## [Requirement]
The listing below should be copied in full, word for word.

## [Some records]
++++++++
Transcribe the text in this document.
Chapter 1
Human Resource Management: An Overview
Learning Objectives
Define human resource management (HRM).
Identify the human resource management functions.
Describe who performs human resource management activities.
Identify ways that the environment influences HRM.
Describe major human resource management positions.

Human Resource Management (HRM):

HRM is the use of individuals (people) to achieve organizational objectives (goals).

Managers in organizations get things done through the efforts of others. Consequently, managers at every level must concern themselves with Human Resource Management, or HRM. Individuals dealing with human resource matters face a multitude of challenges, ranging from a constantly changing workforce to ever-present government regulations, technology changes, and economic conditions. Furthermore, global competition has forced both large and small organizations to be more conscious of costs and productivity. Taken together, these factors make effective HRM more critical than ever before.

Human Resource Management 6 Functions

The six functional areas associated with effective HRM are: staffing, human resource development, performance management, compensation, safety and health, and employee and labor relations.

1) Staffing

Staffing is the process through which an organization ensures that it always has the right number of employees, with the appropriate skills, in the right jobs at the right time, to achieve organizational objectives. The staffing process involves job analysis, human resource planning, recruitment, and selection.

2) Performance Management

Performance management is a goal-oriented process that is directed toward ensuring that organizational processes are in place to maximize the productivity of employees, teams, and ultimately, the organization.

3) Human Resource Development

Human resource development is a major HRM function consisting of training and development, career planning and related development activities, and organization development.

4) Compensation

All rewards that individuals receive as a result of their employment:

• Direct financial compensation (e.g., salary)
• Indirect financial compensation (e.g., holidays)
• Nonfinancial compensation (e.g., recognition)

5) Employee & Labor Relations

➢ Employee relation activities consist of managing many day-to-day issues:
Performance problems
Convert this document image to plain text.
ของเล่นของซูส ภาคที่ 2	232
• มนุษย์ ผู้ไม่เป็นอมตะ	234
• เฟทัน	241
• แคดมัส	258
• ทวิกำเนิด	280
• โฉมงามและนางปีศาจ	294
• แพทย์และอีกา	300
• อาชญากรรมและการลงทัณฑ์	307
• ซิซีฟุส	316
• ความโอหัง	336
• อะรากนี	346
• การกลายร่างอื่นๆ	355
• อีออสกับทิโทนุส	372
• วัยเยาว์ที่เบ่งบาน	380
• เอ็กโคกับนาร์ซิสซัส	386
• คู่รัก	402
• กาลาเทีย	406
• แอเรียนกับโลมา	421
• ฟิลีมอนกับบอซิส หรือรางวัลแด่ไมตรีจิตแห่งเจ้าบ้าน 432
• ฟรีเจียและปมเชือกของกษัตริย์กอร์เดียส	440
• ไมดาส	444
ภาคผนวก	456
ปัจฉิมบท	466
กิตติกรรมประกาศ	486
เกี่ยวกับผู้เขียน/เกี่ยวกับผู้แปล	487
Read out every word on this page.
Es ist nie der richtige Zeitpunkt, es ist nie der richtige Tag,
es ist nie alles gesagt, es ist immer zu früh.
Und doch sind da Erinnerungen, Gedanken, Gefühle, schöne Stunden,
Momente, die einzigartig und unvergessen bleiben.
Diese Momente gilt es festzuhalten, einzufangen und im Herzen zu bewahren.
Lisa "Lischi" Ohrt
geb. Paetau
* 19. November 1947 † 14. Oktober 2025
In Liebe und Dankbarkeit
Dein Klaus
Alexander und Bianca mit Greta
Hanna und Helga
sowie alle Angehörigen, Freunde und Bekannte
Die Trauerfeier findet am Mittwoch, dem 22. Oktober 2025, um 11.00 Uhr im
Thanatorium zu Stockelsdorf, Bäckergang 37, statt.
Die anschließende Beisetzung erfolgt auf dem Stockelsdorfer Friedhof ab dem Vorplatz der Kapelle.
++++++++
## [The completed task]
Transcribe the text in this document.
Chapter 1
Human Resource Management: An Overview
Learning Objectives
Define human resource management (HRM).
Identify the human resource management functions.
Describe who performs human resource management activities.
Identify ways that the environment influences HRM.
Describe major human resource management positions.

Human Resource Management (HRM):

HRM is the use of individuals (people) to achieve organizational objectives (goals).

Managers in organizations get things done through the efforts of others. Consequently, managers at every level must concern themselves with Human Resource Management, or HRM. Individuals dealing with human resource matters face a multitude of challenges, ranging from a constantly changing workforce to ever-present government regulations, technology changes, and economic conditions. Furthermore, global competition has forced both large and small organizations to be more conscious of costs and productivity. Taken together, these factors make effective HRM more critical than ever before.

Human Resource Management 6 Functions

The six functional areas associated with effective HRM are: staffing, human resource development, performance management, compensation, safety and health, and employee and labor relations.

1) Staffing

Staffing is the process through which an organization ensures that it always has the right number of employees, with the appropriate skills, in the right jobs at the right time, to achieve organizational objectives. The staffing process involves job analysis, human resource planning, recruitment, and selection.

2) Performance Management

Performance management is a goal-oriented process that is directed toward ensuring that organizational processes are in place to maximize the productivity of employees, teams, and ultimately, the organization.

3) Human Resource Development

Human resource development is a major HRM function consisting of training and development, career planning and related development activities, and organization development.

4) Compensation

All rewards that individuals receive as a result of their employment:

• Direct financial compensation (e.g., salary)
• Indirect financial compensation (e.g., holidays)
• Nonfinancial compensation (e.g., recognition)

5) Employee & Labor Relations

➢ Employee relation activities consist of managing many day-to-day issues:
Performance problems
Convert this document image to plain text.
ของเล่นของซูส ภาคที่ 2	232
• มนุษย์ ผู้ไม่เป็นอมตะ	234
• เฟทัน	241
• แคดมัส	258
• ทวิกำเนิด	280
• โฉมงามและนางปีศาจ	294
• แพทย์และอีกา	300
• อาชญากรรมและการลงทัณฑ์	307
• ซิซีฟุส	316
• ความโอหัง	336
• อะรากนี	346
• การกลายร่างอื่นๆ	355
• อีออสกับทิโทนุส	372
• วัยเยาว์ที่เบ่งบาน	380
• เอ็กโคกับนาร์ซิสซัส	386
• คู่รัก	402
• กาลาเทีย	406
• แอเรียนกับโลมา	421
• ฟิลีมอนกับบอซิส หรือรางวัลแด่ไมตรีจิตแห่งเจ้าบ้าน 432
• ฟรีเจียและปมเชือกของกษัตริย์กอร์เดียส	440
• ไมดาส	444
ภาคผนวก	456
ปัจฉิมบท	466
กิตติกรรมประกาศ	486
เกี่ยวกับผู้เขียน/เกี่ยวกับผู้แปล	487
Read out every word on this page.
Es ist nie der richtige Zeitpunkt, es ist nie der richtige Tag,
es ist nie alles gesagt, es ist immer zu früh.
Und doch sind da Erinnerungen, Gedanken, Gefühle, schöne Stunden,
Momente, die einzigartig und unvergessen bleiben.
Diese Momente gilt es festzuhalten, einzufangen und im Herzen zu bewahren.
Lisa "Lischi" Ohrt
geb. Paetau
* 19. November 1947 † 14. Oktober 2025
In Liebe und Dankbarkeit
Dein Klaus
Alexander und Bianca mit Greta
Hanna und Helga
sowie alle Angehörigen, Freunde und Bekannte
Die Trauerfeier findet am Mittwoch, dem 22. Oktober 2025, um 11.00 Uhr im
Thanatorium zu Stockelsdorf, Bäckergang 37, statt.
Die anschließende Beisetzung erfolgt auf dem Stockelsdorfer Friedhof ab dem Vorplatz der Kapelle.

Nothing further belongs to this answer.